### Material for the task
--- start ---

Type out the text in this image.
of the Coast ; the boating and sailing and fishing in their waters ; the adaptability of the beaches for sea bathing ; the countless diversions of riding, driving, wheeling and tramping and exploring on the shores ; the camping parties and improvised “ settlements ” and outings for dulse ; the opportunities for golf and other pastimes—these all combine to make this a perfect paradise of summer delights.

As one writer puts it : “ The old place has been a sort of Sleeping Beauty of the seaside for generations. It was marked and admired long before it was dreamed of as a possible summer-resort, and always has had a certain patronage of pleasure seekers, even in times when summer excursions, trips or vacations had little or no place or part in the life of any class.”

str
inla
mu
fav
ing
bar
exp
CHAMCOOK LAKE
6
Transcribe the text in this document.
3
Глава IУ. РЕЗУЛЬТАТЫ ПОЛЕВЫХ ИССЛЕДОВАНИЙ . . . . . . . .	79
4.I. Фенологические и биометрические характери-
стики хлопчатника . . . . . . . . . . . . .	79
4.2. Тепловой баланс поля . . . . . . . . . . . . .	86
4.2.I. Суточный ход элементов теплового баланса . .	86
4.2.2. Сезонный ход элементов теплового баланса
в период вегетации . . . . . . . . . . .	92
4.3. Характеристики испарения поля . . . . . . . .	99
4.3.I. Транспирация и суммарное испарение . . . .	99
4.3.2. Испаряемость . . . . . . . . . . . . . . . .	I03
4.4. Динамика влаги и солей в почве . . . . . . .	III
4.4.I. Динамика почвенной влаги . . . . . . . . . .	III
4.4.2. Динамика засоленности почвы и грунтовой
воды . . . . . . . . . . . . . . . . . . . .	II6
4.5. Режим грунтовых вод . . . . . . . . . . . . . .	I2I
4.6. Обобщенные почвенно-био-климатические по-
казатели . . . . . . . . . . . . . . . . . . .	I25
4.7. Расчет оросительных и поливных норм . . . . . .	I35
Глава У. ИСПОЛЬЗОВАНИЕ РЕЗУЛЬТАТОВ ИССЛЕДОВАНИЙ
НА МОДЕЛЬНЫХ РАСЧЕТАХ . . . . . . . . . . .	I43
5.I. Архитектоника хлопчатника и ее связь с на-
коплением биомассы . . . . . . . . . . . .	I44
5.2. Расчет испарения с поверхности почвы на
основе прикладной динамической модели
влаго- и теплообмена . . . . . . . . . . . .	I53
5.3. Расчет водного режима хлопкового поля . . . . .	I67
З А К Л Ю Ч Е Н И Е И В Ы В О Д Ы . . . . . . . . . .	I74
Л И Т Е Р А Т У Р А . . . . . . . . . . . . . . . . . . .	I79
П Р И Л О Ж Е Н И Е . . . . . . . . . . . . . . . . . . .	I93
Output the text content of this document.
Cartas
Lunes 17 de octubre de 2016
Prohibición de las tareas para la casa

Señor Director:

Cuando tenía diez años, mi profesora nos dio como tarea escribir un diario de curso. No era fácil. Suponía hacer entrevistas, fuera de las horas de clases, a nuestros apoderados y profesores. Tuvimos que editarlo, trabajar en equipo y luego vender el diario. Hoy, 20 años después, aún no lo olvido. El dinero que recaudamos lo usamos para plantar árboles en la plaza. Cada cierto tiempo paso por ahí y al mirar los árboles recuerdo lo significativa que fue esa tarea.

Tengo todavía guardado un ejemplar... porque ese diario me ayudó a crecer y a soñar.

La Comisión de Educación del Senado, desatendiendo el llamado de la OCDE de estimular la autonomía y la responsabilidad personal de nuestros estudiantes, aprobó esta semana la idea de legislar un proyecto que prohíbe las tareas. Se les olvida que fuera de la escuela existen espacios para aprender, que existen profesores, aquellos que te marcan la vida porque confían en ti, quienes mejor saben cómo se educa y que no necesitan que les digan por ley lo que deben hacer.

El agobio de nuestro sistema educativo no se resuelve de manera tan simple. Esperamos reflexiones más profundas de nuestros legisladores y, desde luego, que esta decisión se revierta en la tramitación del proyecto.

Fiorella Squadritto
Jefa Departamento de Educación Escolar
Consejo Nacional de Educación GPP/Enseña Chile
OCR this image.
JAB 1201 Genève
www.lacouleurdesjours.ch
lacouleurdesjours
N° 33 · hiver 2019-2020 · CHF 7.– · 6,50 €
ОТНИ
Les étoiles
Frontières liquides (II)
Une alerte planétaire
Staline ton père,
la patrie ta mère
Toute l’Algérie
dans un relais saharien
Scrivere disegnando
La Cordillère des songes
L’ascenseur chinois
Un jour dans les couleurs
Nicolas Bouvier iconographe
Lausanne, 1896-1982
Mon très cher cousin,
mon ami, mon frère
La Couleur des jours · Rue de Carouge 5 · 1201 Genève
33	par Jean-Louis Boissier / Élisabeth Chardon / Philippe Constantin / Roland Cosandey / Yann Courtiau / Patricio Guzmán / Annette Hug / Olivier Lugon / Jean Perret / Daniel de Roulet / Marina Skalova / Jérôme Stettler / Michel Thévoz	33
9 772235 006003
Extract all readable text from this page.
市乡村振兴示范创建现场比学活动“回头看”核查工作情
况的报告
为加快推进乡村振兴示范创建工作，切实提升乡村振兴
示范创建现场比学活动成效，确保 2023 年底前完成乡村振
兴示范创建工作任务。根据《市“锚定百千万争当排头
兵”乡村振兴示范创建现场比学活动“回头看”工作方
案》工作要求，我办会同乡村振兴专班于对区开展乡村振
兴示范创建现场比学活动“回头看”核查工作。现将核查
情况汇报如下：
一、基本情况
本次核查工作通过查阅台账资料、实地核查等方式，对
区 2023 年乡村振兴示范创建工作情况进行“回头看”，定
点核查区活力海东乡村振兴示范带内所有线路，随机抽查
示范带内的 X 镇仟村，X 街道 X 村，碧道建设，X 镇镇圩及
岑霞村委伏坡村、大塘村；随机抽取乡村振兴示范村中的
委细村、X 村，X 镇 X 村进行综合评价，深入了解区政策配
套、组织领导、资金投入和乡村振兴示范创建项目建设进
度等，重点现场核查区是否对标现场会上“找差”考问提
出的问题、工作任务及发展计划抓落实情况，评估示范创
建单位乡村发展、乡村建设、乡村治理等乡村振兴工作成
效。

--- end ---

### What needs to be done
Say how many lines in the records hold the string "lacouleurdesjours", and say nothing else.

### Solution for this problem
2